# Task goal
Every line of the material is to be quoted verbatim, minus the pictures.

# Stored rows
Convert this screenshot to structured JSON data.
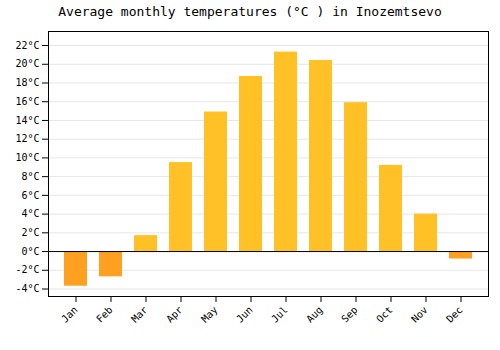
{
  "chart_data": {
    "type": "bar",
    "title": "Average monthly temperatures (°C ) in Inozemtsevo",
    "categories": [
      "Jan",
      "Feb",
      "Mar",
      "Apr",
      "May",
      "Jun",
      "Jul",
      "Aug",
      "Sep",
      "Oct",
      "Nov",
      "Dec"
    ],
    "values": [
      -3.7,
      -2.7,
      1.7,
      9.5,
      14.9,
      18.7,
      21.3,
      20.4,
      15.9,
      9.2,
      4.0,
      -0.8
    ],
    "colors": [
      "#FFA020",
      "#FFA020",
      "#FFC125",
      "#FFC125",
      "#FFC125",
      "#FFC125",
      "#FFC125",
      "#FFC125",
      "#FFC125",
      "#FFC125",
      "#FFC125",
      "#FFA020"
    ],
    "ylim": [
      -4.8,
      23.5
    ],
    "yticks": [
      {
        "value": -4,
        "label": "-4°C"
      },
      {
        "value": -2,
        "label": "-2°C"
      },
      {
        "value": 0,
        "label": "0°C"
      },
      {
        "value": 2,
        "label": "2°C"
      },
      {
        "value": 4,
        "label": "4°C"
      },
      {
        "value": 6,
        "label": "6°C"
      },
      {
        "value": 8,
        "label": "8°C"
      },
      {
        "value": 10,
        "label": "10°C"
      },
      {
        "value": 12,
        "label": "12°C"
      },
      {
        "value": 14,
        "label": "14°C"
      },
      {
        "value": 16,
        "label": "16°C"
      },
      {
        "value": 18,
        "label": "18°C"
      },
      {
        "value": 20,
        "label": "20°C"
      },
      {
        "value": 22,
        "label": "22°C"
      }
    ],
    "grid": true
  }
}
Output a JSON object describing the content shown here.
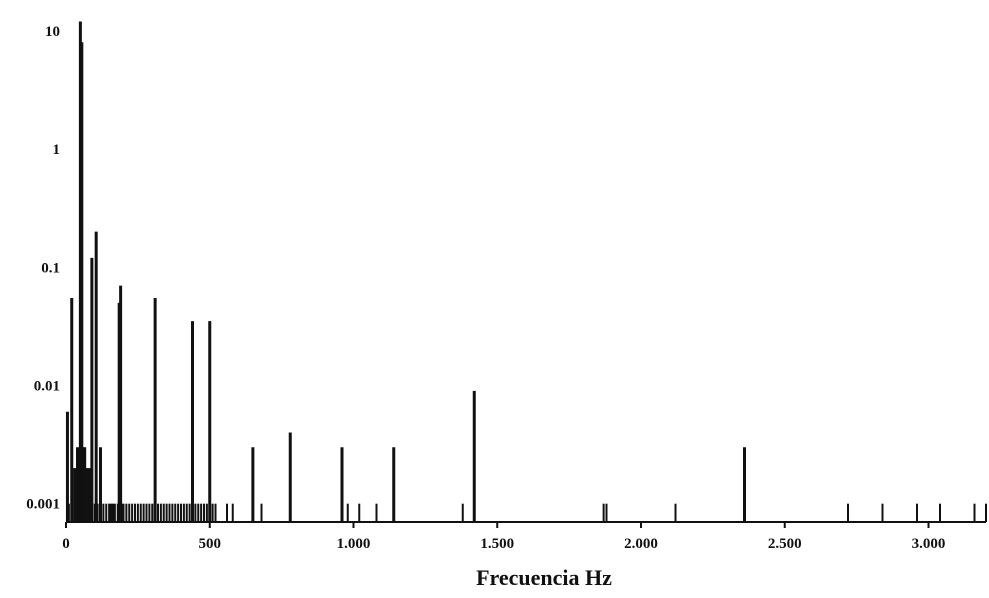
{
  "chart_data": {
    "type": "bar",
    "xlabel": "Frecuencia  Hz",
    "ylabel": "",
    "xlim": [
      0,
      3200
    ],
    "ylim": [
      0.0007,
      15
    ],
    "yscale": "log",
    "grid": false,
    "x_ticks": [
      {
        "value": 0,
        "label": "0"
      },
      {
        "value": 500,
        "label": "500"
      },
      {
        "value": 1000,
        "label": "1.000"
      },
      {
        "value": 1500,
        "label": "1.500"
      },
      {
        "value": 2000,
        "label": "2.000"
      },
      {
        "value": 2500,
        "label": "2.500"
      },
      {
        "value": 3000,
        "label": "3.000"
      }
    ],
    "y_ticks": [
      {
        "value": 0.001,
        "label": "0.001"
      },
      {
        "value": 0.01,
        "label": "0.01"
      },
      {
        "value": 0.1,
        "label": "0.1"
      },
      {
        "value": 1,
        "label": "1"
      },
      {
        "value": 10,
        "label": "10"
      }
    ],
    "series": [
      {
        "color": "#111111",
        "x": [
          5,
          10,
          20,
          30,
          40,
          50,
          55,
          60,
          65,
          70,
          80,
          90,
          100,
          105,
          110,
          120,
          130,
          140,
          150,
          155,
          160,
          165,
          170,
          180,
          185,
          190,
          195,
          200,
          210,
          220,
          230,
          240,
          250,
          260,
          270,
          280,
          290,
          300,
          310,
          320,
          330,
          340,
          350,
          360,
          370,
          380,
          390,
          400,
          410,
          420,
          430,
          440,
          450,
          460,
          470,
          480,
          490,
          500,
          510,
          520,
          560,
          580,
          650,
          680,
          780,
          960,
          980,
          1020,
          1080,
          1140,
          1380,
          1420,
          1870,
          1880,
          2120,
          2360,
          2720,
          2840,
          2960,
          3040,
          3160,
          3200
        ],
        "y": [
          0.006,
          0.001,
          0.055,
          0.002,
          0.003,
          12,
          8,
          0.003,
          0.003,
          0.002,
          0.002,
          0.12,
          0.001,
          0.2,
          0.001,
          0.003,
          0.001,
          0.001,
          0.001,
          0.001,
          0.001,
          0.001,
          0.001,
          0.001,
          0.05,
          0.07,
          0.001,
          0.001,
          0.001,
          0.001,
          0.001,
          0.001,
          0.001,
          0.001,
          0.001,
          0.001,
          0.001,
          0.001,
          0.055,
          0.001,
          0.001,
          0.001,
          0.001,
          0.001,
          0.001,
          0.001,
          0.001,
          0.001,
          0.001,
          0.001,
          0.001,
          0.035,
          0.001,
          0.001,
          0.001,
          0.001,
          0.001,
          0.035,
          0.001,
          0.001,
          0.001,
          0.001,
          0.003,
          0.001,
          0.004,
          0.003,
          0.001,
          0.001,
          0.001,
          0.003,
          0.001,
          0.009,
          0.001,
          0.001,
          0.001,
          0.003,
          0.001,
          0.001,
          0.001,
          0.001,
          0.001,
          0.001
        ]
      }
    ]
  }
}
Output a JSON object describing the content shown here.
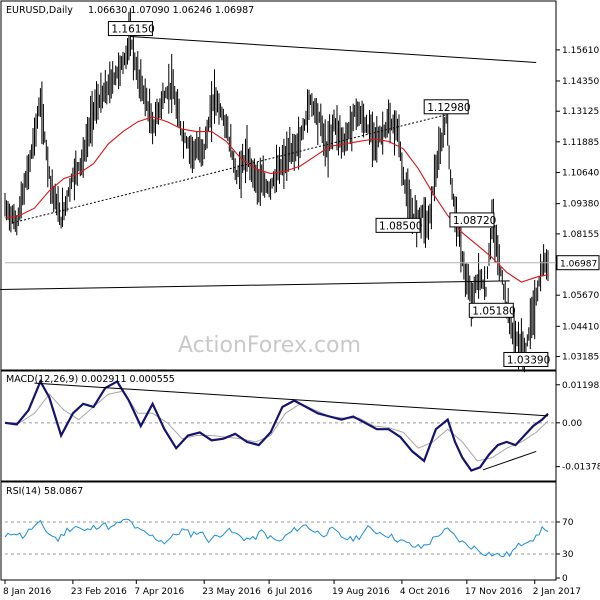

# Task answer
Convert this screenshot to structured JSON data.
{
  "chart_data": {
    "type": "bar",
    "title": "Average monthly temperatures (°C ) in Inozemtsevo",
    "categories": [
      "Jan",
      "Feb",
      "Mar",
      "Apr",
      "May",
      "Jun",
      "Jul",
      "Aug",
      "Sep",
      "Oct",
      "Nov",
      "Dec"
    ],
    "values": [
      -3.7,
      -2.7,
      1.7,
      9.5,
      14.9,
      18.7,
      21.3,
      20.4,
      15.9,
      9.2,
      4.0,
      -0.8
    ],
    "colors": [
      "#FFA020",
      "#FFA020",
      "#FFC125",
      "#FFC125",
      "#FFC125",
      "#FFC125",
      "#FFC125",
      "#FFC125",
      "#FFC125",
      "#FFC125",
      "#FFC125",
      "#FFA020"
    ],
    "ylim": [
      -4.8,
      23.5
    ],
    "yticks": [
      {
        "value": -4,
        "label": "-4°C"
      },
      {
        "value": -2,
        "label": "-2°C"
      },
      {
        "value": 0,
        "label": "0°C"
      },
      {
        "value": 2,
        "label": "2°C"
      },
      {
        "value": 4,
        "label": "4°C"
      },
      {
        "value": 6,
        "label": "6°C"
      },
      {
        "value": 8,
        "label": "8°C"
      },
      {
        "value": 10,
        "label": "10°C"
      },
      {
        "value": 12,
        "label": "12°C"
      },
      {
        "value": 14,
        "label": "14°C"
      },
      {
        "value": 16,
        "label": "16°C"
      },
      {
        "value": 18,
        "label": "18°C"
      },
      {
        "value": 20,
        "label": "20°C"
      },
      {
        "value": 22,
        "label": "22°C"
      }
    ],
    "grid": true
  }
}
Output a JSON object describing the content shown here.
{
  "chart_data": {
    "type": "bar",
    "xlabel": "Frecuencia  Hz",
    "ylabel": "",
    "xlim": [
      0,
      3200
    ],
    "ylim": [
      0.0007,
      15
    ],
    "yscale": "log",
    "grid": false,
    "x_ticks": [
      {
        "value": 0,
        "label": "0"
      },
      {
        "value": 500,
        "label": "500"
      },
      {
        "value": 1000,
        "label": "1.000"
      },
      {
        "value": 1500,
        "label": "1.500"
      },
      {
        "value": 2000,
        "label": "2.000"
      },
      {
        "value": 2500,
        "label": "2.500"
      },
      {
        "value": 3000,
        "label": "3.000"
      }
    ],
    "y_ticks": [
      {
        "value": 0.001,
        "label": "0.001"
      },
      {
        "value": 0.01,
        "label": "0.01"
      },
      {
        "value": 0.1,
        "label": "0.1"
      },
      {
        "value": 1,
        "label": "1"
      },
      {
        "value": 10,
        "label": "10"
      }
    ],
    "series": [
      {
        "color": "#111111",
        "x": [
          5,
          10,
          20,
          30,
          40,
          50,
          55,
          60,
          65,
          70,
          80,
          90,
          100,
          105,
          110,
          120,
          130,
          140,
          150,
          155,
          160,
          165,
          170,
          180,
          185,
          190,
          195,
          200,
          210,
          220,
          230,
          240,
          250,
          260,
          270,
          280,
          290,
          300,
          310,
          320,
          330,
          340,
          350,
          360,
          370,
          380,
          390,
          400,
          410,
          420,
          430,
          440,
          450,
          460,
          470,
          480,
          490,
          500,
          510,
          520,
          560,
          580,
          650,
          680,
          780,
          960,
          980,
          1020,
          1080,
          1140,
          1380,
          1420,
          1870,
          1880,
          2120,
          2360,
          2720,
          2840,
          2960,
          3040,
          3160,
          3200
        ],
        "y": [
          0.006,
          0.001,
          0.055,
          0.002,
          0.003,
          12,
          8,
          0.003,
          0.003,
          0.002,
          0.002,
          0.12,
          0.001,
          0.2,
          0.001,
          0.003,
          0.001,
          0.001,
          0.001,
          0.001,
          0.001,
          0.001,
          0.001,
          0.001,
          0.05,
          0.07,
          0.001,
          0.001,
          0.001,
          0.001,
          0.001,
          0.001,
          0.001,
          0.001,
          0.001,
          0.001,
          0.001,
          0.001,
          0.055,
          0.001,
          0.001,
          0.001,
          0.001,
          0.001,
          0.001,
          0.001,
          0.001,
          0.001,
          0.001,
          0.001,
          0.001,
          0.035,
          0.001,
          0.001,
          0.001,
          0.001,
          0.001,
          0.035,
          0.001,
          0.001,
          0.001,
          0.001,
          0.003,
          0.001,
          0.004,
          0.003,
          0.001,
          0.001,
          0.001,
          0.003,
          0.001,
          0.009,
          0.001,
          0.001,
          0.001,
          0.003,
          0.001,
          0.001,
          0.001,
          0.001,
          0.001,
          0.001
        ]
      }
    ]
  }
}
Output a JSON object describing the content shown here.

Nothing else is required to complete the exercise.